Challenge — Extract each line of the data and write it out again exactly.
** Start of Records provided **
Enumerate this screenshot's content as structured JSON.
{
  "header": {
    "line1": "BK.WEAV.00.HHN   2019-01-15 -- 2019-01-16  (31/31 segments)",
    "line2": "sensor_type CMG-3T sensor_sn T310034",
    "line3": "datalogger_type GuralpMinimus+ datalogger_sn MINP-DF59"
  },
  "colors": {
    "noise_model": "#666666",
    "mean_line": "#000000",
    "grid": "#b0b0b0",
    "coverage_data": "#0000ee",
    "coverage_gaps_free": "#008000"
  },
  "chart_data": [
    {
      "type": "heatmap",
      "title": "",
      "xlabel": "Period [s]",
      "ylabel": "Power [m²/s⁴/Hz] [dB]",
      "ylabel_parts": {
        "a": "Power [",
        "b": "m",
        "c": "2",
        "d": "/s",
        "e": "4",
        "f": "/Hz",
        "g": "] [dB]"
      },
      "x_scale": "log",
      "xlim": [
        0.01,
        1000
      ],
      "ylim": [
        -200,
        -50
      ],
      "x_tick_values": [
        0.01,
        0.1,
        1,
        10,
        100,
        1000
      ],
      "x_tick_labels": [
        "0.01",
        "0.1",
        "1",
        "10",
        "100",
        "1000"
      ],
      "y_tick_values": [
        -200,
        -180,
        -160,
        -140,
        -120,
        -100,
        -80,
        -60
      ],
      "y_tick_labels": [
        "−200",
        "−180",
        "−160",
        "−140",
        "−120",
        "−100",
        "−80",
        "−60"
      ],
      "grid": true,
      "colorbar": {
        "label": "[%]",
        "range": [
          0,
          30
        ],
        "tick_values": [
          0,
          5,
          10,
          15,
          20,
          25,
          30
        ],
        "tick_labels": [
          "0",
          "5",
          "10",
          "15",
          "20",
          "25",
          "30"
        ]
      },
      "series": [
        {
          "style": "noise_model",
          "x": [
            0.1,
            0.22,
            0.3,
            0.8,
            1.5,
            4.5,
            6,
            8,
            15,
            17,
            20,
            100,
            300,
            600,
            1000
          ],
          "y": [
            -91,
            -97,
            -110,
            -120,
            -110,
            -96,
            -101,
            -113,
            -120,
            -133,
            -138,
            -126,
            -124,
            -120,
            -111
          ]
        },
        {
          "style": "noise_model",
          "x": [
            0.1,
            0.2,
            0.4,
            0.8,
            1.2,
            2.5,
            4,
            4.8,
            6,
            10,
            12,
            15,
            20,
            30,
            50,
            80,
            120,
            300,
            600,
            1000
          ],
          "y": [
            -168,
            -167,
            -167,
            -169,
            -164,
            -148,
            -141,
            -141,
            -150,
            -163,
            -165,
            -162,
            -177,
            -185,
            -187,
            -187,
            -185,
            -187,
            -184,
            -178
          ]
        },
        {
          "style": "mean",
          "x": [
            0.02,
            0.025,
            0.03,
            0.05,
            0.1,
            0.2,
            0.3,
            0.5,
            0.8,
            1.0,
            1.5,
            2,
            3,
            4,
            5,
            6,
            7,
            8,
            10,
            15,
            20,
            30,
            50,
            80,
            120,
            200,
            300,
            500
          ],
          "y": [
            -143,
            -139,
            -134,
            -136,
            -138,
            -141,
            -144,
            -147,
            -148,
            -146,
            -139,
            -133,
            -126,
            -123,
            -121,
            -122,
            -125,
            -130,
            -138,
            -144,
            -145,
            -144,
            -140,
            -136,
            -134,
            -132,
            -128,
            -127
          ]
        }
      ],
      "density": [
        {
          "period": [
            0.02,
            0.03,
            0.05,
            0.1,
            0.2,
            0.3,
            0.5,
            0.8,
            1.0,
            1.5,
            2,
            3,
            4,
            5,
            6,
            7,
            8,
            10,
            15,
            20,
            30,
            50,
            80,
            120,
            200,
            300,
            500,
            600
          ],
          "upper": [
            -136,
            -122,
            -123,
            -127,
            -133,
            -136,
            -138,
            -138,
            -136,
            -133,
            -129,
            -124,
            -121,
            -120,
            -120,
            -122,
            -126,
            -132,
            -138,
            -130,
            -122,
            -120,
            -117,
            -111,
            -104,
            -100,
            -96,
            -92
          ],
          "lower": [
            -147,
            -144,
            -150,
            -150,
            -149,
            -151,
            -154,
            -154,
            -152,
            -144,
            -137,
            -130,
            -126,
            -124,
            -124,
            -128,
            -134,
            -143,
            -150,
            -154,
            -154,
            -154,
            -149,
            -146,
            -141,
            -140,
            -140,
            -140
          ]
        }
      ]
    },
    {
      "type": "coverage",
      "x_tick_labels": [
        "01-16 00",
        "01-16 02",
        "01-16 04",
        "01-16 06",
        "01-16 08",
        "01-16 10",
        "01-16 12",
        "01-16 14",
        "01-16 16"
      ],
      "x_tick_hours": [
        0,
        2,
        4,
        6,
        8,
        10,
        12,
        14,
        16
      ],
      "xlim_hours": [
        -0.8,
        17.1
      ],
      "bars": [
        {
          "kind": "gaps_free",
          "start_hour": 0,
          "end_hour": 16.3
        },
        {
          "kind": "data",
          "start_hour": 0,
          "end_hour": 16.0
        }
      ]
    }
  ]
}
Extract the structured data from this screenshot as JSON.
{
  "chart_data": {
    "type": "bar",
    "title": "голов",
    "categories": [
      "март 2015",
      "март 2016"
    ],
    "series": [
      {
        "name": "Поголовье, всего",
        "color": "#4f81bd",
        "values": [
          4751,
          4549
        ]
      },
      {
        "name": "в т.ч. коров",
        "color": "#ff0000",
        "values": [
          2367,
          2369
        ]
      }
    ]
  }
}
** End of Records provided **
Response to this exercise —
Enumerate this screenshot's content as structured JSON.
{
  "header": {
    "line1": "BK.WEAV.00.HHN   2019-01-15 -- 2019-01-16  (31/31 segments)",
    "line2": "sensor_type CMG-3T sensor_sn T310034",
    "line3": "datalogger_type GuralpMinimus+ datalogger_sn MINP-DF59"
  },
  "colors": {
    "noise_model": "#666666",
    "mean_line": "#000000",
    "grid": "#b0b0b0",
    "coverage_data": "#0000ee",
    "coverage_gaps_free": "#008000"
  },
  "chart_data": [
    {
      "type": "heatmap",
      "title": "",
      "xlabel": "Period [s]",
      "ylabel": "Power [m²/s⁴/Hz] [dB]",
      "ylabel_parts": {
        "a": "Power [",
        "b": "m",
        "c": "2",
        "d": "/s",
        "e": "4",
        "f": "/Hz",
        "g": "] [dB]"
      },
      "x_scale": "log",
      "xlim": [
        0.01,
        1000
      ],
      "ylim": [
        -200,
        -50
      ],
      "x_tick_values": [
        0.01,
        0.1,
        1,
        10,
        100,
        1000
      ],
      "x_tick_labels": [
        "0.01",
        "0.1",
        "1",
        "10",
        "100",
        "1000"
      ],
      "y_tick_values": [
        -200,
        -180,
        -160,
        -140,
        -120,
        -100,
        -80,
        -60
      ],
      "y_tick_labels": [
        "−200",
        "−180",
        "−160",
        "−140",
        "−120",
        "−100",
        "−80",
        "−60"
      ],
      "grid": true,
      "colorbar": {
        "label": "[%]",
        "range": [
          0,
          30
        ],
        "tick_values": [
          0,
          5,
          10,
          15,
          20,
          25,
          30
        ],
        "tick_labels": [
          "0",
          "5",
          "10",
          "15",
          "20",
          "25",
          "30"
        ]
      },
      "series": [
        {
          "style": "noise_model",
          "x": [
            0.1,
            0.22,
            0.3,
            0.8,
            1.5,
            4.5,
            6,
            8,
            15,
            17,
            20,
            100,
            300,
            600,
            1000
          ],
          "y": [
            -91,
            -97,
            -110,
            -120,
            -110,
            -96,
            -101,
            -113,
            -120,
            -133,
            -138,
            -126,
            -124,
            -120,
            -111
          ]
        },
        {
          "style": "noise_model",
          "x": [
            0.1,
            0.2,
            0.4,
            0.8,
            1.2,
            2.5,
            4,
            4.8,
            6,
            10,
            12,
            15,
            20,
            30,
            50,
            80,
            120,
            300,
            600,
            1000
          ],
          "y": [
            -168,
            -167,
            -167,
            -169,
            -164,
            -148,
            -141,
            -141,
            -150,
            -163,
            -165,
            -162,
            -177,
            -185,
            -187,
            -187,
            -185,
            -187,
            -184,
            -178
          ]
        },
        {
          "style": "mean",
          "x": [
            0.02,
            0.025,
            0.03,
            0.05,
            0.1,
            0.2,
            0.3,
            0.5,
            0.8,
            1.0,
            1.5,
            2,
            3,
            4,
            5,
            6,
            7,
            8,
            10,
            15,
            20,
            30,
            50,
            80,
            120,
            200,
            300,
            500
          ],
          "y": [
            -143,
            -139,
            -134,
            -136,
            -138,
            -141,
            -144,
            -147,
            -148,
            -146,
            -139,
            -133,
            -126,
            -123,
            -121,
            -122,
            -125,
            -130,
            -138,
            -144,
            -145,
            -144,
            -140,
            -136,
            -134,
            -132,
            -128,
            -127
          ]
        }
      ],
      "density": [
        {
          "period": [
            0.02,
            0.03,
            0.05,
            0.1,
            0.2,
            0.3,
            0.5,
            0.8,
            1.0,
            1.5,
            2,
            3,
            4,
            5,
            6,
            7,
            8,
            10,
            15,
            20,
            30,
            50,
            80,
            120,
            200,
            300,
            500,
            600
          ],
          "upper": [
            -136,
            -122,
            -123,
            -127,
            -133,
            -136,
            -138,
            -138,
            -136,
            -133,
            -129,
            -124,
            -121,
            -120,
            -120,
            -122,
            -126,
            -132,
            -138,
            -130,
            -122,
            -120,
            -117,
            -111,
            -104,
            -100,
            -96,
            -92
          ],
          "lower": [
            -147,
            -144,
            -150,
            -150,
            -149,
            -151,
            -154,
            -154,
            -152,
            -144,
            -137,
            -130,
            -126,
            -124,
            -124,
            -128,
            -134,
            -143,
            -150,
            -154,
            -154,
            -154,
            -149,
            -146,
            -141,
            -140,
            -140,
            -140
          ]
        }
      ]
    },
    {
      "type": "coverage",
      "x_tick_labels": [
        "01-16 00",
        "01-16 02",
        "01-16 04",
        "01-16 06",
        "01-16 08",
        "01-16 10",
        "01-16 12",
        "01-16 14",
        "01-16 16"
      ],
      "x_tick_hours": [
        0,
        2,
        4,
        6,
        8,
        10,
        12,
        14,
        16
      ],
      "xlim_hours": [
        -0.8,
        17.1
      ],
      "bars": [
        {
          "kind": "gaps_free",
          "start_hour": 0,
          "end_hour": 16.3
        },
        {
          "kind": "data",
          "start_hour": 0,
          "end_hour": 16.0
        }
      ]
    }
  ]
}
Extract the structured data from this screenshot as JSON.
{
  "chart_data": {
    "type": "bar",
    "title": "голов",
    "categories": [
      "март 2015",
      "март 2016"
    ],
    "series": [
      {
        "name": "Поголовье, всего",
        "color": "#4f81bd",
        "values": [
          4751,
          4549
        ]
      },
      {
        "name": "в т.ч. коров",
        "color": "#ff0000",
        "values": [
          2367,
          2369
        ]
      }
    ]
  }
}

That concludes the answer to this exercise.